What you will do
Return every record exactly as written.

Data provided
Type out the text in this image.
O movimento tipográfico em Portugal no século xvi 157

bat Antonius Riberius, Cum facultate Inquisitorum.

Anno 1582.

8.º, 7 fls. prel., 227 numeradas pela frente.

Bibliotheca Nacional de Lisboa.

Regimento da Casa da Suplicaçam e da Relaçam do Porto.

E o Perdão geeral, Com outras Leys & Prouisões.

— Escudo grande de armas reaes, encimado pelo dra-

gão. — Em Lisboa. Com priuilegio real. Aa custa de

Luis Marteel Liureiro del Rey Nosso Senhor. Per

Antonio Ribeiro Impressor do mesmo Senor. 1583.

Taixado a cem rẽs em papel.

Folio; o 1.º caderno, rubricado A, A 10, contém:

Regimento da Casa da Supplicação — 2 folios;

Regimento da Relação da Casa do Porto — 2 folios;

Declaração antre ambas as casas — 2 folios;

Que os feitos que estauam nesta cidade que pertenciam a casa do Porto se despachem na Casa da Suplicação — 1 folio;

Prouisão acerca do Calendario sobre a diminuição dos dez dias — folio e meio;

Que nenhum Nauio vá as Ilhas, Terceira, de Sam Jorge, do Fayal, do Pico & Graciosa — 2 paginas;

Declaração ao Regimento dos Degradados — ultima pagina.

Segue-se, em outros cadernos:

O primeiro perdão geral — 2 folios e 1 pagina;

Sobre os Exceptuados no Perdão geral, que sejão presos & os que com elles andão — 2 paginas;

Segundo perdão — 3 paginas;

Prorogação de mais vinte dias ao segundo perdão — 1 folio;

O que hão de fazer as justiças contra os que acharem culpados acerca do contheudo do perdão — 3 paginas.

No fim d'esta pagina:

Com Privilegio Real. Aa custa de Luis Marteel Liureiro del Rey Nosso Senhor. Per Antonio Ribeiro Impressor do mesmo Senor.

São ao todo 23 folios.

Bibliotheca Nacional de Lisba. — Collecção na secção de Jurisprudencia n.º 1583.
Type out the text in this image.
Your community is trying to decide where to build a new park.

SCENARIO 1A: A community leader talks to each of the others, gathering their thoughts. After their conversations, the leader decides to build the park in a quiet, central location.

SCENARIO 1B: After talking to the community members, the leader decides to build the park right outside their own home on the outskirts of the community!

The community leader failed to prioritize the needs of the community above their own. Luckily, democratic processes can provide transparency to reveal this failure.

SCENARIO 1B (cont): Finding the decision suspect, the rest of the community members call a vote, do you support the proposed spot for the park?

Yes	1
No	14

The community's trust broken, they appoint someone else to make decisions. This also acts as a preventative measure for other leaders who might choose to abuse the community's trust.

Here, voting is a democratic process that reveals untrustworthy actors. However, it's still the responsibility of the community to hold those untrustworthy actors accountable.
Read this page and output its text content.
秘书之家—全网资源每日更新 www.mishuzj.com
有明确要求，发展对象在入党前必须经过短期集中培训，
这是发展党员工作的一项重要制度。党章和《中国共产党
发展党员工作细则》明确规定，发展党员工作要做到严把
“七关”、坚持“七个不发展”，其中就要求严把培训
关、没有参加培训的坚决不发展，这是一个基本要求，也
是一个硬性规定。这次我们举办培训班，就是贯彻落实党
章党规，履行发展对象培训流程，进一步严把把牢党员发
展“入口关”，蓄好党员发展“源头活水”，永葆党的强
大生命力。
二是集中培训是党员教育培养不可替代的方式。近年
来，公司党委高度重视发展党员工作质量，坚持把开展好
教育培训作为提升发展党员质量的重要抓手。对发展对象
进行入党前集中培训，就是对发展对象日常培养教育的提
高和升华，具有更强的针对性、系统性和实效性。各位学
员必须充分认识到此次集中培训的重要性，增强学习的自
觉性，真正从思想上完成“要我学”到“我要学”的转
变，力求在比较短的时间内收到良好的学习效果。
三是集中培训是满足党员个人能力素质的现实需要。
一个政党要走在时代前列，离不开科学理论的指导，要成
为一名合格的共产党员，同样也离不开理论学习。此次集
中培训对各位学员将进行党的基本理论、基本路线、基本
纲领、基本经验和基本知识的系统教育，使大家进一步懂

Result below
Type out the text in this image.
O movimento tipográfico em Portugal no século xvi 157

bat Antonius Riberius, Cum facultate Inquisitorum.

Anno 1582.

8.º, 7 fls. prel., 227 numeradas pela frente.

Bibliotheca Nacional de Lisboa.

Regimento da Casa da Suplicaçam e da Relaçam do Porto.

E o Perdão geeral, Com outras Leys & Prouisões.

— Escudo grande de armas reaes, encimado pelo dra-

gão. — Em Lisboa. Com priuilegio real. Aa custa de

Luis Marteel Liureiro del Rey Nosso Senhor. Per

Antonio Ribeiro Impressor do mesmo Senor. 1583.

Taixado a cem rẽs em papel.

Folio; o 1.º caderno, rubricado A, A 10, contém:

Regimento da Casa da Supplicação — 2 folios;

Regimento da Relação da Casa do Porto — 2 folios;

Declaração antre ambas as casas — 2 folios;

Que os feitos que estauam nesta cidade que pertenciam a casa do Porto se despachem na Casa da Suplicação — 1 folio;

Prouisão acerca do Calendario sobre a diminuição dos dez dias — folio e meio;

Que nenhum Nauio vá as Ilhas, Terceira, de Sam Jorge, do Fayal, do Pico & Graciosa — 2 paginas;

Declaração ao Regimento dos Degradados — ultima pagina.

Segue-se, em outros cadernos:

O primeiro perdão geral — 2 folios e 1 pagina;

Sobre os Exceptuados no Perdão geral, que sejão presos & os que com elles andão — 2 paginas;

Segundo perdão — 3 paginas;

Prorogação de mais vinte dias ao segundo perdão — 1 folio;

O que hão de fazer as justiças contra os que acharem culpados acerca do contheudo do perdão — 3 paginas.

No fim d'esta pagina:

Com Privilegio Real. Aa custa de Luis Marteel Liureiro del Rey Nosso Senhor. Per Antonio Ribeiro Impressor do mesmo Senor.

São ao todo 23 folios.

Bibliotheca Nacional de Lisba. — Collecção na secção de Jurisprudencia n.º 1583.
Type out the text in this image.
Your community is trying to decide where to build a new park.

SCENARIO 1A: A community leader talks to each of the others, gathering their thoughts. After their conversations, the leader decides to build the park in a quiet, central location.

SCENARIO 1B: After talking to the community members, the leader decides to build the park right outside their own home on the outskirts of the community!

The community leader failed to prioritize the needs of the community above their own. Luckily, democratic processes can provide transparency to reveal this failure.

SCENARIO 1B (cont): Finding the decision suspect, the rest of the community members call a vote, do you support the proposed spot for the park?

Yes	1
No	14

The community's trust broken, they appoint someone else to make decisions. This also acts as a preventative measure for other leaders who might choose to abuse the community's trust.

Here, voting is a democratic process that reveals untrustworthy actors. However, it's still the responsibility of the community to hold those untrustworthy actors accountable.
Read this page and output its text content.
秘书之家—全网资源每日更新 www.mishuzj.com
有明确要求，发展对象在入党前必须经过短期集中培训，
这是发展党员工作的一项重要制度。党章和《中国共产党
发展党员工作细则》明确规定，发展党员工作要做到严把
“七关”、坚持“七个不发展”，其中就要求严把培训
关、没有参加培训的坚决不发展，这是一个基本要求，也
是一个硬性规定。这次我们举办培训班，就是贯彻落实党
章党规，履行发展对象培训流程，进一步严把把牢党员发
展“入口关”，蓄好党员发展“源头活水”，永葆党的强
大生命力。
二是集中培训是党员教育培养不可替代的方式。近年
来，公司党委高度重视发展党员工作质量，坚持把开展好
教育培训作为提升发展党员质量的重要抓手。对发展对象
进行入党前集中培训，就是对发展对象日常培养教育的提
高和升华，具有更强的针对性、系统性和实效性。各位学
员必须充分认识到此次集中培训的重要性，增强学习的自
觉性，真正从思想上完成“要我学”到“我要学”的转
变，力求在比较短的时间内收到良好的学习效果。
三是集中培训是满足党员个人能力素质的现实需要。
一个政党要走在时代前列，离不开科学理论的指导，要成
为一名合格的共产党员，同样也离不开理论学习。此次集
中培训对各位学员将进行党的基本理论、基本路线、基本
纲领、基本经验和基本知识的系统教育，使大家进一步懂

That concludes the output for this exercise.